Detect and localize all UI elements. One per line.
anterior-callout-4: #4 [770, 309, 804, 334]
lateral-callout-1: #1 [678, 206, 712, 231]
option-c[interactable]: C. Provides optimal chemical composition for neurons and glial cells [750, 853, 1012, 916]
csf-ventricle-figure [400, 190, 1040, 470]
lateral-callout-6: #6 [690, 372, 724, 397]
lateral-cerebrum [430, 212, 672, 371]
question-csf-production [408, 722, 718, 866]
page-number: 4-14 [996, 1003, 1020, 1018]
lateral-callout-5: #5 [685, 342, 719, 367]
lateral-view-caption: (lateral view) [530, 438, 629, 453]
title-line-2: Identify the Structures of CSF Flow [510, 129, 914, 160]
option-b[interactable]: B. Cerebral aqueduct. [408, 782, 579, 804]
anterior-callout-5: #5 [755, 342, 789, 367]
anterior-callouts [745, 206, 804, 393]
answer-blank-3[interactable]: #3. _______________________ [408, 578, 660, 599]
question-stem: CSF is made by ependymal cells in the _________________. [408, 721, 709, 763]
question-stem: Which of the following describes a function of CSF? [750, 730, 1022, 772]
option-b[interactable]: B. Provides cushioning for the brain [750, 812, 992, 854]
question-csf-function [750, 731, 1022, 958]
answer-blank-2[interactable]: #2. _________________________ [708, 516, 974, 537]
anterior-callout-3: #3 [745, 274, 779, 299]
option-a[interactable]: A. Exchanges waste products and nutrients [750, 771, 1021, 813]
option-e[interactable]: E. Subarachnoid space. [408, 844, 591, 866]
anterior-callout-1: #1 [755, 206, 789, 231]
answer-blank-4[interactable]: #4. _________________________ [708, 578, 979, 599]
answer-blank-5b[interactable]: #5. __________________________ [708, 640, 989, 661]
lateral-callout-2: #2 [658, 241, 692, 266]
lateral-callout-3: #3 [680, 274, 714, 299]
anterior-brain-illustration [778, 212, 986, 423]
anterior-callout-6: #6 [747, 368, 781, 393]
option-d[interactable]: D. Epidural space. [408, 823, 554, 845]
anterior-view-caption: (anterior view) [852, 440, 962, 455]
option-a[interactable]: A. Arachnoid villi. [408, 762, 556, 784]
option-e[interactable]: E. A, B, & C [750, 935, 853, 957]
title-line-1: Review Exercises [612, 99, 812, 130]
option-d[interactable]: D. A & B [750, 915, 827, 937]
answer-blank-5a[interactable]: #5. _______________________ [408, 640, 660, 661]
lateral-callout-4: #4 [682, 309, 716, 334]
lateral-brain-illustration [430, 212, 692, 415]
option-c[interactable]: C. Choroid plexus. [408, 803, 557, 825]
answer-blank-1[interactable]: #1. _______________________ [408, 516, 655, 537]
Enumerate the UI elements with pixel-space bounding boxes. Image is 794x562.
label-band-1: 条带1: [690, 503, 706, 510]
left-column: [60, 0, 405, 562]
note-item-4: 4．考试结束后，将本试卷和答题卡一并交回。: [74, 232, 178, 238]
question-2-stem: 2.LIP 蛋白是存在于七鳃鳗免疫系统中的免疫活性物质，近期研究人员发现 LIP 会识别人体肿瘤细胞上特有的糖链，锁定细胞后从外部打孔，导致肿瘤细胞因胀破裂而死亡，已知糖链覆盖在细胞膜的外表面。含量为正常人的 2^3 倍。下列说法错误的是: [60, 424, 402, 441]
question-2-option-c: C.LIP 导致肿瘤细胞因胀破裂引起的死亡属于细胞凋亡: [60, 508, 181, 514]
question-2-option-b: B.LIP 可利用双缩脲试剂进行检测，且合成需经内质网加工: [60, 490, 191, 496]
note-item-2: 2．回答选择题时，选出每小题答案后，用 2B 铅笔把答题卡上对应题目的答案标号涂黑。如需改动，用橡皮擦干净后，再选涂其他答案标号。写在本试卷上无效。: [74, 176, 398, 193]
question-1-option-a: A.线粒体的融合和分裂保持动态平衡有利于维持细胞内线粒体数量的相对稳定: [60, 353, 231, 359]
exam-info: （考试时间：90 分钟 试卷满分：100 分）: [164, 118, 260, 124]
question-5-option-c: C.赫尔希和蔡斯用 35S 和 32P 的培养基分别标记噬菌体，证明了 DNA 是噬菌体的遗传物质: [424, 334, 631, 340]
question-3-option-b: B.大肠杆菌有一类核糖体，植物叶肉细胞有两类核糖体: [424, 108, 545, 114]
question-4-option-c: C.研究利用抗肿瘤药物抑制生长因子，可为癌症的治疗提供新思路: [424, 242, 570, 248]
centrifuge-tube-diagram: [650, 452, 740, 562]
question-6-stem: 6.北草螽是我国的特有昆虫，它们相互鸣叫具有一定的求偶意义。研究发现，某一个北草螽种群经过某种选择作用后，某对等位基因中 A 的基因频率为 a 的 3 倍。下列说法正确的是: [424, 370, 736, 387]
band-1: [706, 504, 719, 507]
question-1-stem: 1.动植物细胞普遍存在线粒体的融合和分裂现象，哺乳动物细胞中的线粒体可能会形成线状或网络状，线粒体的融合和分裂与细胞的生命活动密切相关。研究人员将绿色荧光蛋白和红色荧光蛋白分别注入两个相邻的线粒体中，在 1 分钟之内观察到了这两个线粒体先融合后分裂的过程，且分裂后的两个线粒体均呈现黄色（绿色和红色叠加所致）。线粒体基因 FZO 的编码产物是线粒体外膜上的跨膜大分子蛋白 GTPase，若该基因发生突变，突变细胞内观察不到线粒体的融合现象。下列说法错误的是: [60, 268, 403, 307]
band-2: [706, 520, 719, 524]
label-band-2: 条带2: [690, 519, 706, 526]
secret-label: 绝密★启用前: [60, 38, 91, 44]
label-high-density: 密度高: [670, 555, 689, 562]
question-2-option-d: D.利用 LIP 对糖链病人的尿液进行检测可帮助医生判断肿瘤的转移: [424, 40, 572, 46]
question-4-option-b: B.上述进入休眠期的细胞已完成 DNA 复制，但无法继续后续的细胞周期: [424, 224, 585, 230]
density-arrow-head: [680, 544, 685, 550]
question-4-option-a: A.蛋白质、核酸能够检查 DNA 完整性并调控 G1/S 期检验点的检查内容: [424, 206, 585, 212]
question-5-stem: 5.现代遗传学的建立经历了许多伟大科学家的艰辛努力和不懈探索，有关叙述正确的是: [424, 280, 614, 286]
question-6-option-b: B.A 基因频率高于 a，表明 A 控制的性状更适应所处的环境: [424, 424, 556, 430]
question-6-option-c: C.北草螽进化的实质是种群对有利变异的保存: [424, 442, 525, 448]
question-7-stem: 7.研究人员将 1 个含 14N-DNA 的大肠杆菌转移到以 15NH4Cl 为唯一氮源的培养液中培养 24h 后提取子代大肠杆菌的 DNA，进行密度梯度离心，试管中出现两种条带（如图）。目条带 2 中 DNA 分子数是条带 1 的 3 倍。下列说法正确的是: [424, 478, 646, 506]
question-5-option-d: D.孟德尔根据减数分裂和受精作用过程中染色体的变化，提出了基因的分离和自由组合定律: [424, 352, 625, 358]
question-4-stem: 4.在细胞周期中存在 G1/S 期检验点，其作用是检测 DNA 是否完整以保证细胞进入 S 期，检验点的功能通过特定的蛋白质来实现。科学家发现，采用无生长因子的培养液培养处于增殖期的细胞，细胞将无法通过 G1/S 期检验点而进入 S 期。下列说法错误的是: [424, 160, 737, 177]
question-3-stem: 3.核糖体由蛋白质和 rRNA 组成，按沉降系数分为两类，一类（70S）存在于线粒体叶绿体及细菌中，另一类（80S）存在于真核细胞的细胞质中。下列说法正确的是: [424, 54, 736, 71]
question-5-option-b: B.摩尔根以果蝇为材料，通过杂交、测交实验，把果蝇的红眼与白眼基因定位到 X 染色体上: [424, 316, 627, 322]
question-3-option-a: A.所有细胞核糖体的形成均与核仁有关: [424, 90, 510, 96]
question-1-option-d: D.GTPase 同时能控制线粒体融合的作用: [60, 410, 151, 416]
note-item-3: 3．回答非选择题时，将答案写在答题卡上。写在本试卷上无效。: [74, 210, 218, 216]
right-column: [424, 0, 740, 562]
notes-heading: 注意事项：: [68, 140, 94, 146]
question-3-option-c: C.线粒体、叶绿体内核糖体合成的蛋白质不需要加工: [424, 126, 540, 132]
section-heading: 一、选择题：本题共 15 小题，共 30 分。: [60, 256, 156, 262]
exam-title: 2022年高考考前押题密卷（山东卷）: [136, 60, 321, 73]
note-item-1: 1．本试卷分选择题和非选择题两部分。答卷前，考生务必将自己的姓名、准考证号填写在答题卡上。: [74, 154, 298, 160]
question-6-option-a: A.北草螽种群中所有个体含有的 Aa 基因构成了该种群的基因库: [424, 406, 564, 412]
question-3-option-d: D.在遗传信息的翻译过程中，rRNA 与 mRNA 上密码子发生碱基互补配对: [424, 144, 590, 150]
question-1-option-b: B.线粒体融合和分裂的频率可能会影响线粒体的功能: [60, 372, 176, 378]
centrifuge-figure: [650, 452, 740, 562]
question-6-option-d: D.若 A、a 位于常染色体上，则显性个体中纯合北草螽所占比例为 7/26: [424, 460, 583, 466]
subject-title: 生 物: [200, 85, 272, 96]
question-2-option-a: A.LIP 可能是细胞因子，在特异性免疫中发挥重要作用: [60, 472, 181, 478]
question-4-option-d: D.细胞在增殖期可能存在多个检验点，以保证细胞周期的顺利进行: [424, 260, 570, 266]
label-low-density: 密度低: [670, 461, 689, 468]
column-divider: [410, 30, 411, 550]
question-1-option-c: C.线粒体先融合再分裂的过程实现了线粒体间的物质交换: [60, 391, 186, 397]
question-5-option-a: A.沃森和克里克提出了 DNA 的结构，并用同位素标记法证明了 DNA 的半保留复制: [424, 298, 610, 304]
^^^^
(WHAT IS BEING ASKED) Show all lines in the records above that hold "下列说法正确的是".

(REPLY)
question-6-stem: 6.北草螽是我国的特有昆虫，它们相互鸣叫具有一定的求偶意义。研究发现，某一个北草螽种群经过某种选择作用后，某对等位基因中 A 的基因频率为 a 的 3 倍。下列说法正确的是: [424, 370, 736, 387]
question-7-stem: 7.研究人员将 1 个含 14N-DNA 的大肠杆菌转移到以 15NH4Cl 为唯一氮源的培养液中培养 24h 后提取子代大肠杆菌的 DNA，进行密度梯度离心，试管中出现两种条带（如图）。目条带 2 中 DNA 分子数是条带 1 的 3 倍。下列说法正确的是: [424, 478, 646, 506]
question-3-stem: 3.核糖体由蛋白质和 rRNA 组成，按沉降系数分为两类，一类（70S）存在于线粒体叶绿体及细菌中，另一类（80S）存在于真核细胞的细胞质中。下列说法正确的是: [424, 54, 736, 71]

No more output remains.